Given problem ▸ Find every line in the records below that contains the word "vous", and copy each such line.

Begin Exercise inputs

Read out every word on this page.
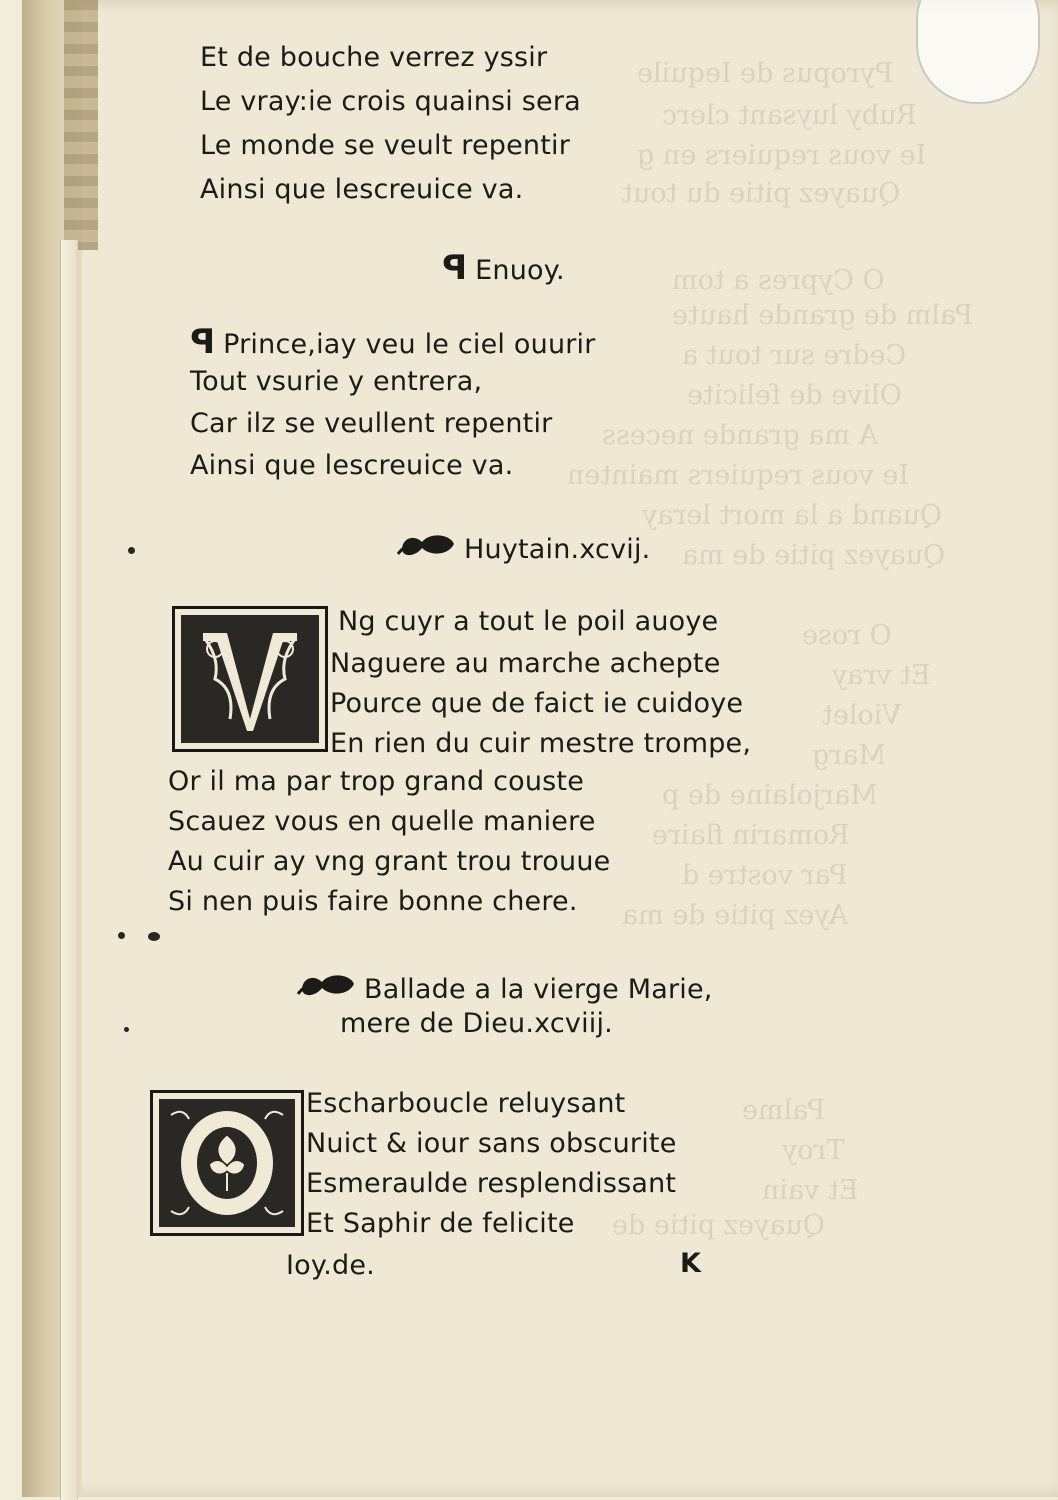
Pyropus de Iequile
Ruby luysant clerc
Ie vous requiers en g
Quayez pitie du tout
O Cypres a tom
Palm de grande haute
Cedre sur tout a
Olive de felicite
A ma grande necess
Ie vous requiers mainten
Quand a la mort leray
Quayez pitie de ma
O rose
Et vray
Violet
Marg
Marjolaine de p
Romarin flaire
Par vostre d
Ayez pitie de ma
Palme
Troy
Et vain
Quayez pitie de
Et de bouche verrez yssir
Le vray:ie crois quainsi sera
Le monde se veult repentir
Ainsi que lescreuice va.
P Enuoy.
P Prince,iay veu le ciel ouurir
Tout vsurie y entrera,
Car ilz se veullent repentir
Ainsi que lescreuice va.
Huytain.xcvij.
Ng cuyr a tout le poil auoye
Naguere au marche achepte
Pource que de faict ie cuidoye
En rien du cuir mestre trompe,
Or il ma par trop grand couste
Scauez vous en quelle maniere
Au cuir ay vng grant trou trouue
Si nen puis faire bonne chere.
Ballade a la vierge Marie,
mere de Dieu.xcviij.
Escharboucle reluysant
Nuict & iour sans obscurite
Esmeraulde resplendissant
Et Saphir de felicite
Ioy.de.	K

End Exercise inputs

Written response ▸
Ie vous requiers en g
Ie vous requiers mainten
Scauez vous en quelle maniere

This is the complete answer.